_Written exercise:_ Render the following material again verbatim, leaving nothing out.

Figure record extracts
=-=-=
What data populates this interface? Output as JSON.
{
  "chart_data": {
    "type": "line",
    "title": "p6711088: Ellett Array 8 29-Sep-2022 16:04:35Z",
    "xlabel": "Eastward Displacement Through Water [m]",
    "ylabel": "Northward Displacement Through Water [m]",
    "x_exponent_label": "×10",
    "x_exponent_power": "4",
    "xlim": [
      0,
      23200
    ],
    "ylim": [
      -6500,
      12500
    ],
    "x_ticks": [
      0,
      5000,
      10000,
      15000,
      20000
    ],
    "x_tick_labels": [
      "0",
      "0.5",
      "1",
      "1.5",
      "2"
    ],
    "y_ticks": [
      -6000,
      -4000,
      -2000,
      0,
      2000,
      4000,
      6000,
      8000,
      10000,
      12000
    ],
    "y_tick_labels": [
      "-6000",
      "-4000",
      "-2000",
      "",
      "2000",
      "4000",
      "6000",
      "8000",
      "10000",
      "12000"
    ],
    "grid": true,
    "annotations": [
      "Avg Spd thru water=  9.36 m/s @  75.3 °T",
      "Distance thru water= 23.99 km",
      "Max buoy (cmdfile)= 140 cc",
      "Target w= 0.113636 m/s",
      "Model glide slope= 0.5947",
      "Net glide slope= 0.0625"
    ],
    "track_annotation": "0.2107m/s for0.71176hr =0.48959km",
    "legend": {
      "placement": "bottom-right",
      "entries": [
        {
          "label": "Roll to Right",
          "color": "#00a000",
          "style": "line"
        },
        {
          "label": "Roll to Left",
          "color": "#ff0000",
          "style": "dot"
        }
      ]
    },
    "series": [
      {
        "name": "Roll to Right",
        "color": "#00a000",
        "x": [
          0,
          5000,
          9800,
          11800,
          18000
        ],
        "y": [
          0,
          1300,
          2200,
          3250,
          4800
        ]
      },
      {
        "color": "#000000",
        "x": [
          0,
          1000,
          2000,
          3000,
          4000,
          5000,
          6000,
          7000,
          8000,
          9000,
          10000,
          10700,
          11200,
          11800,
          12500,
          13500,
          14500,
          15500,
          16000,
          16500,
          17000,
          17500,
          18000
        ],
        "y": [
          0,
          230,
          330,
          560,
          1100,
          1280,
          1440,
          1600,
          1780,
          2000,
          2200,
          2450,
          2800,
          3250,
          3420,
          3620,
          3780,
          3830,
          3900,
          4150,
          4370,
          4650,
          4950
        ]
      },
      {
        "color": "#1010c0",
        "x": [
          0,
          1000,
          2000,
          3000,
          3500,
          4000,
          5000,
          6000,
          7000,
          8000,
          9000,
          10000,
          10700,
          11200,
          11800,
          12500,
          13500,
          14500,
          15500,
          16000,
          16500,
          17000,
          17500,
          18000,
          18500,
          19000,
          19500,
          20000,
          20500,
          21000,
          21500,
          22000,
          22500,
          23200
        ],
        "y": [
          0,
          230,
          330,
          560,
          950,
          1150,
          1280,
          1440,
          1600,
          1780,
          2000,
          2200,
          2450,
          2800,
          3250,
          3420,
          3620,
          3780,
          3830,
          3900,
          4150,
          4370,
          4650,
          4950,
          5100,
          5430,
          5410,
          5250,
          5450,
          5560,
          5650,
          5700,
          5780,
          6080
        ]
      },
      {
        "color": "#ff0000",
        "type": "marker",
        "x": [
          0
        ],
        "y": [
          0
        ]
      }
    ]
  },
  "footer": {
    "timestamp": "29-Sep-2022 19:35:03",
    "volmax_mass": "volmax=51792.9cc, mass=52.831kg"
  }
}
=-=-=
_Final answer:_
What data populates this interface? Output as JSON.
{
  "chart_data": {
    "type": "line",
    "title": "p6711088: Ellett Array 8 29-Sep-2022 16:04:35Z",
    "xlabel": "Eastward Displacement Through Water [m]",
    "ylabel": "Northward Displacement Through Water [m]",
    "x_exponent_label": "×10",
    "x_exponent_power": "4",
    "xlim": [
      0,
      23200
    ],
    "ylim": [
      -6500,
      12500
    ],
    "x_ticks": [
      0,
      5000,
      10000,
      15000,
      20000
    ],
    "x_tick_labels": [
      "0",
      "0.5",
      "1",
      "1.5",
      "2"
    ],
    "y_ticks": [
      -6000,
      -4000,
      -2000,
      0,
      2000,
      4000,
      6000,
      8000,
      10000,
      12000
    ],
    "y_tick_labels": [
      "-6000",
      "-4000",
      "-2000",
      "",
      "2000",
      "4000",
      "6000",
      "8000",
      "10000",
      "12000"
    ],
    "grid": true,
    "annotations": [
      "Avg Spd thru water=  9.36 m/s @  75.3 °T",
      "Distance thru water= 23.99 km",
      "Max buoy (cmdfile)= 140 cc",
      "Target w= 0.113636 m/s",
      "Model glide slope= 0.5947",
      "Net glide slope= 0.0625"
    ],
    "track_annotation": "0.2107m/s for0.71176hr =0.48959km",
    "legend": {
      "placement": "bottom-right",
      "entries": [
        {
          "label": "Roll to Right",
          "color": "#00a000",
          "style": "line"
        },
        {
          "label": "Roll to Left",
          "color": "#ff0000",
          "style": "dot"
        }
      ]
    },
    "series": [
      {
        "name": "Roll to Right",
        "color": "#00a000",
        "x": [
          0,
          5000,
          9800,
          11800,
          18000
        ],
        "y": [
          0,
          1300,
          2200,
          3250,
          4800
        ]
      },
      {
        "color": "#000000",
        "x": [
          0,
          1000,
          2000,
          3000,
          4000,
          5000,
          6000,
          7000,
          8000,
          9000,
          10000,
          10700,
          11200,
          11800,
          12500,
          13500,
          14500,
          15500,
          16000,
          16500,
          17000,
          17500,
          18000
        ],
        "y": [
          0,
          230,
          330,
          560,
          1100,
          1280,
          1440,
          1600,
          1780,
          2000,
          2200,
          2450,
          2800,
          3250,
          3420,
          3620,
          3780,
          3830,
          3900,
          4150,
          4370,
          4650,
          4950
        ]
      },
      {
        "color": "#1010c0",
        "x": [
          0,
          1000,
          2000,
          3000,
          3500,
          4000,
          5000,
          6000,
          7000,
          8000,
          9000,
          10000,
          10700,
          11200,
          11800,
          12500,
          13500,
          14500,
          15500,
          16000,
          16500,
          17000,
          17500,
          18000,
          18500,
          19000,
          19500,
          20000,
          20500,
          21000,
          21500,
          22000,
          22500,
          23200
        ],
        "y": [
          0,
          230,
          330,
          560,
          950,
          1150,
          1280,
          1440,
          1600,
          1780,
          2000,
          2200,
          2450,
          2800,
          3250,
          3420,
          3620,
          3780,
          3830,
          3900,
          4150,
          4370,
          4650,
          4950,
          5100,
          5430,
          5410,
          5250,
          5450,
          5560,
          5650,
          5700,
          5780,
          6080
        ]
      },
      {
        "color": "#ff0000",
        "type": "marker",
        "x": [
          0
        ],
        "y": [
          0
        ]
      }
    ]
  },
  "footer": {
    "timestamp": "29-Sep-2022 19:35:03",
    "volmax_mass": "volmax=51792.9cc, mass=52.831kg"
  }
}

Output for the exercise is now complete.